→ **WHAT IS REQUIRED**
From the entries below, gather every line containing the string "October".

→ **TASK INPUT**
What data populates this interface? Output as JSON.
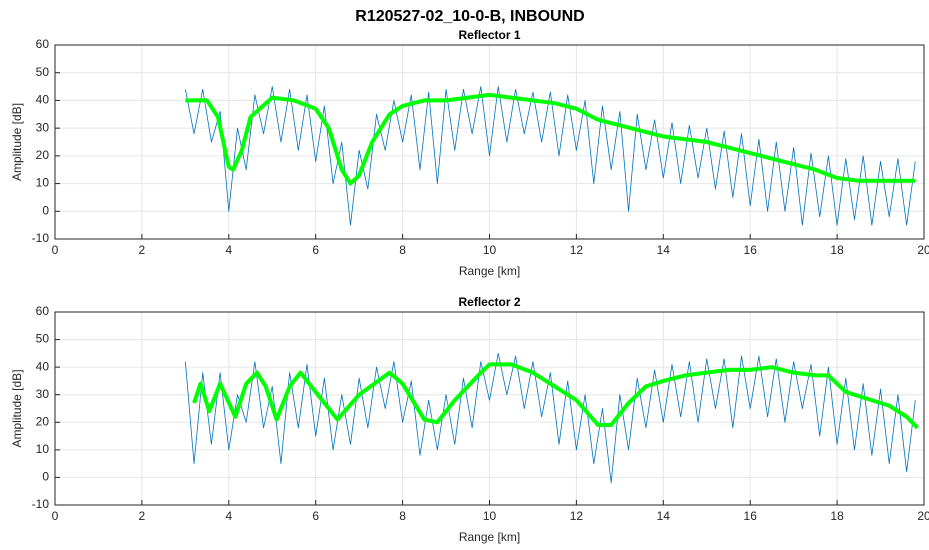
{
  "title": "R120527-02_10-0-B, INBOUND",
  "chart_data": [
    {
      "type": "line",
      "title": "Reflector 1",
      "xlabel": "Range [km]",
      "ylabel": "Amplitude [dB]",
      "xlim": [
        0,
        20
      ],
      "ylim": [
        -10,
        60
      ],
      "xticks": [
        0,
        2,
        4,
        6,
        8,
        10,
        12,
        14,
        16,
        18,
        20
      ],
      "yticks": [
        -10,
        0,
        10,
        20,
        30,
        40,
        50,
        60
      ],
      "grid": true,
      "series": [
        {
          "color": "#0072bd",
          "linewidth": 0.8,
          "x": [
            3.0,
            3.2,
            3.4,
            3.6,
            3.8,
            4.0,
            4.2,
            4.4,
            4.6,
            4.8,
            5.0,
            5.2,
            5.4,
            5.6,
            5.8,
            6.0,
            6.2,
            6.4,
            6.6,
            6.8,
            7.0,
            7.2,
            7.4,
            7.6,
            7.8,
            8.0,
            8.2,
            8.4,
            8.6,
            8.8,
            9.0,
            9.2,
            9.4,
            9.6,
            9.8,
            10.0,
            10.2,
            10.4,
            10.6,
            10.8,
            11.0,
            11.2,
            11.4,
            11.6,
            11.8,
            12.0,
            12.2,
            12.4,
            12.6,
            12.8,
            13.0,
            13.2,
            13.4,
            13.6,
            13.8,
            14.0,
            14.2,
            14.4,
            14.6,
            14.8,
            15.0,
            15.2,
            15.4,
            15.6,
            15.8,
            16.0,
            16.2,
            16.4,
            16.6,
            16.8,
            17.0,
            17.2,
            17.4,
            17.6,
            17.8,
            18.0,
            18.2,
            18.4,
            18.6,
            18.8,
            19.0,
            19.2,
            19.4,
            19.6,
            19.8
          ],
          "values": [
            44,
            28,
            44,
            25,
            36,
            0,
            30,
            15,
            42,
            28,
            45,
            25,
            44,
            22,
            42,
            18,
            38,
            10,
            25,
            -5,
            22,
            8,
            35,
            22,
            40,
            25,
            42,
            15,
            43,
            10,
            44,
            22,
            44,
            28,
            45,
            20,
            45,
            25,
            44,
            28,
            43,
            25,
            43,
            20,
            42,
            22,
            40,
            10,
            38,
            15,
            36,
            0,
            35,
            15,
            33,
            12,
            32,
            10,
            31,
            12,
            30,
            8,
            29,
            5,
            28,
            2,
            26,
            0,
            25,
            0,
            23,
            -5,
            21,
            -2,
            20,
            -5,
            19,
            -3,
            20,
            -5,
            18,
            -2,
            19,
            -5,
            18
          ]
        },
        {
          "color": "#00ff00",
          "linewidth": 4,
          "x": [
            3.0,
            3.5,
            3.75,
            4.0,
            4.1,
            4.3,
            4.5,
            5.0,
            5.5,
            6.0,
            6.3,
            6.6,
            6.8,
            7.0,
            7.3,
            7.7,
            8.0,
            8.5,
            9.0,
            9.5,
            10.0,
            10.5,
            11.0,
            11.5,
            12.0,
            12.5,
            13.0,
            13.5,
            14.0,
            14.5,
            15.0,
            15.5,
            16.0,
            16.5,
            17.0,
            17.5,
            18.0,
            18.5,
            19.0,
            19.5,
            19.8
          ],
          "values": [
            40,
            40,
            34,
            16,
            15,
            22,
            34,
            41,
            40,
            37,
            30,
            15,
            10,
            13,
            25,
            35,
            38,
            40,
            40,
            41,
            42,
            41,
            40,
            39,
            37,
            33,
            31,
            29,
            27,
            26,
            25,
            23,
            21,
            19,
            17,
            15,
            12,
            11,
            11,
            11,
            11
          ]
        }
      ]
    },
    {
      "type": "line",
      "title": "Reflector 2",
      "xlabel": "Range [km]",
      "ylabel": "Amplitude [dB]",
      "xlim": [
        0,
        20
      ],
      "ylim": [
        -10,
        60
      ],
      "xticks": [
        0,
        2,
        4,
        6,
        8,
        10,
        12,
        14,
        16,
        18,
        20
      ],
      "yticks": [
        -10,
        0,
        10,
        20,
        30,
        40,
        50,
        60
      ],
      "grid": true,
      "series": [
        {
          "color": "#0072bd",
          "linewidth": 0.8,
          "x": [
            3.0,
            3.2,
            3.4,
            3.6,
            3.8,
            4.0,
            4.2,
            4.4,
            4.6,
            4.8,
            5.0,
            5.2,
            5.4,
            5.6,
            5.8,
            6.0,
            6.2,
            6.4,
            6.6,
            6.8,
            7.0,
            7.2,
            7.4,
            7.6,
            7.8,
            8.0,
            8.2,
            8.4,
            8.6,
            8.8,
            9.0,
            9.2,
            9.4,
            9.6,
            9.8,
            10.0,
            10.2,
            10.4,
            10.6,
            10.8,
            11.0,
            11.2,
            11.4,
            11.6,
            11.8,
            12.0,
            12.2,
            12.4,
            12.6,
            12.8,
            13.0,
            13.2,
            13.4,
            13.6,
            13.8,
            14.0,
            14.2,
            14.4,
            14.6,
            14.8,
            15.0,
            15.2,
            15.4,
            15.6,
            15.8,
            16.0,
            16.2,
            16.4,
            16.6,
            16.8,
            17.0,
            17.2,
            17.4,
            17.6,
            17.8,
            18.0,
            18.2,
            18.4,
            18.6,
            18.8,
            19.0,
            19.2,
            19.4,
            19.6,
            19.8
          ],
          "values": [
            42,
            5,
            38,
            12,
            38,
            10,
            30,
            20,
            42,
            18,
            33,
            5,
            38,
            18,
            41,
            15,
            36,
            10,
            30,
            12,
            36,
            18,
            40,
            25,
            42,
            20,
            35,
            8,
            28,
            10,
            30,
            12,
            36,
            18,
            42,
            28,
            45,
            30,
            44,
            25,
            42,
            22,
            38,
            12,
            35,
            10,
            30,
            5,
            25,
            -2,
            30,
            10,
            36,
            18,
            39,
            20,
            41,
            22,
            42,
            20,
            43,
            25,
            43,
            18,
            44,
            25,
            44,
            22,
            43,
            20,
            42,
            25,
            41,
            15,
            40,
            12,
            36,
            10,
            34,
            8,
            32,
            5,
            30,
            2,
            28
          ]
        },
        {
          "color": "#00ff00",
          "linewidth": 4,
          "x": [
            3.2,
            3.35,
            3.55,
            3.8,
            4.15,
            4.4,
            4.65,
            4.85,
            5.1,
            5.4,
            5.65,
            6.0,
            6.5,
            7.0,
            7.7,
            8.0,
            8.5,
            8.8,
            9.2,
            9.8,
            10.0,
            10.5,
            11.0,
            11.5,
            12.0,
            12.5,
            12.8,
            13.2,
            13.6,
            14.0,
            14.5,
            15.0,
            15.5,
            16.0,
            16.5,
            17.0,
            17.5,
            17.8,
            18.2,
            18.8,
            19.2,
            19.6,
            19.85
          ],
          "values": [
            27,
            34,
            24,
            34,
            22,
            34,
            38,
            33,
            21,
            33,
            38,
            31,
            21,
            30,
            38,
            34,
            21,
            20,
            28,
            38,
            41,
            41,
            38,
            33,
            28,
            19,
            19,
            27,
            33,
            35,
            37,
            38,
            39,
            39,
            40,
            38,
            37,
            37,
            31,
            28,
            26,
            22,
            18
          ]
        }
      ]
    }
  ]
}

==

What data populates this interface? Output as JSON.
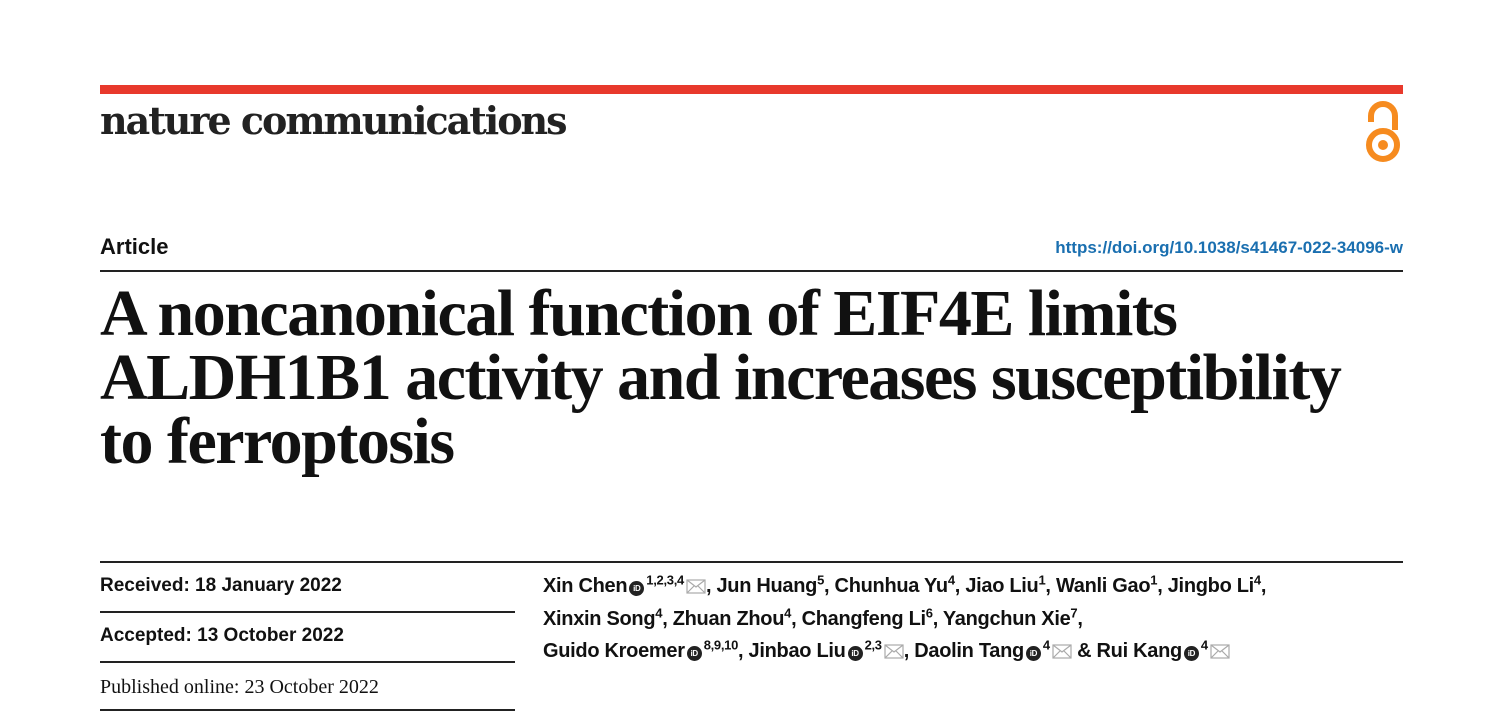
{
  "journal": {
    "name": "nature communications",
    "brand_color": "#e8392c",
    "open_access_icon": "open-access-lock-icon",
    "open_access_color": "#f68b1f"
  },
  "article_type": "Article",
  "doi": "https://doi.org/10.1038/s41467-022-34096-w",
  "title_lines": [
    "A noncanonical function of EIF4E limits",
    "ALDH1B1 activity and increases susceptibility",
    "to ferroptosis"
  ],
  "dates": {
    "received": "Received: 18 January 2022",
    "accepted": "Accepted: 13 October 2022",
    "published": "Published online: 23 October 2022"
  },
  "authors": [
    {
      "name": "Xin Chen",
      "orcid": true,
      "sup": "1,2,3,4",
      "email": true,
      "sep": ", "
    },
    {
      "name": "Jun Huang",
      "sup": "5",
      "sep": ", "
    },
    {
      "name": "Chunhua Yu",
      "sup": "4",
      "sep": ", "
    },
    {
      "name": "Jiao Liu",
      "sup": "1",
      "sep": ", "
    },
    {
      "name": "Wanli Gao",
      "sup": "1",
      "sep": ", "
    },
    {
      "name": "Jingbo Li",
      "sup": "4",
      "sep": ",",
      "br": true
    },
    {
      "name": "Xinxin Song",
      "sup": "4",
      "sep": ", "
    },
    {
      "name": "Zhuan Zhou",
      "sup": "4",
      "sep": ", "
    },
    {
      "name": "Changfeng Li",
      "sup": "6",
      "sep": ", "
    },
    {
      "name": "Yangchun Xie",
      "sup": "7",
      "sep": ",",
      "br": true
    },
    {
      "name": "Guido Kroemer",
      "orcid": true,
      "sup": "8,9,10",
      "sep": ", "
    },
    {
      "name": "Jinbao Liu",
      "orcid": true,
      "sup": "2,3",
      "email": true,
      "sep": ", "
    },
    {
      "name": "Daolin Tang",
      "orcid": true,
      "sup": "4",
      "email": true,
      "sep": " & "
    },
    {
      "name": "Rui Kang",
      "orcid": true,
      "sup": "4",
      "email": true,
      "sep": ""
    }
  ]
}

---

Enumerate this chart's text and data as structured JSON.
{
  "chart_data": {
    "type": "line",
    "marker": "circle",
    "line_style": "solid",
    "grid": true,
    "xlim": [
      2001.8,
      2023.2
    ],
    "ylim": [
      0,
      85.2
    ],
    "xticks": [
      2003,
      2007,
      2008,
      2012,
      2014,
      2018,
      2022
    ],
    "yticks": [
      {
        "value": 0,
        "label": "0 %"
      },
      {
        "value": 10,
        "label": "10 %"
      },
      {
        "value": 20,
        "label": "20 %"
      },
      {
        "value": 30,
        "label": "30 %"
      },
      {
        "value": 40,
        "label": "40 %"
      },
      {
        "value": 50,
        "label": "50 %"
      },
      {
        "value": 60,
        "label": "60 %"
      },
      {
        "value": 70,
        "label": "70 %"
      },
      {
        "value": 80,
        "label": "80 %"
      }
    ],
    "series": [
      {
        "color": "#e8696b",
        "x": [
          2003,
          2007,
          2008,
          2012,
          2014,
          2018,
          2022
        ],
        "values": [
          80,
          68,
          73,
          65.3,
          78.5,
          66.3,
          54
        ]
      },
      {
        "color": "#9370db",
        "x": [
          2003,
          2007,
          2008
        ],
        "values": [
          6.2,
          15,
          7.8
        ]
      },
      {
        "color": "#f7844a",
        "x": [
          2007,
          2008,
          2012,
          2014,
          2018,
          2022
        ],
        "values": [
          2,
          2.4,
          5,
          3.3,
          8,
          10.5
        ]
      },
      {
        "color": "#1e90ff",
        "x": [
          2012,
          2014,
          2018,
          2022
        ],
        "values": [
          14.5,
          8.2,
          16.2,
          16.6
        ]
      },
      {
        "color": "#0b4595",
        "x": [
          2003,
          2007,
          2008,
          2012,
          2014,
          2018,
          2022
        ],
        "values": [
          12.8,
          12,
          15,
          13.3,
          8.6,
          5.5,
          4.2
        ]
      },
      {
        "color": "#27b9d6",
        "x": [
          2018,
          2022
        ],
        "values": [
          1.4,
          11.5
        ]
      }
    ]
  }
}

→ **REPLY**
    "accepted": "Accepted: 13 October 2022",
    "published": "Published online: 23 October 2022"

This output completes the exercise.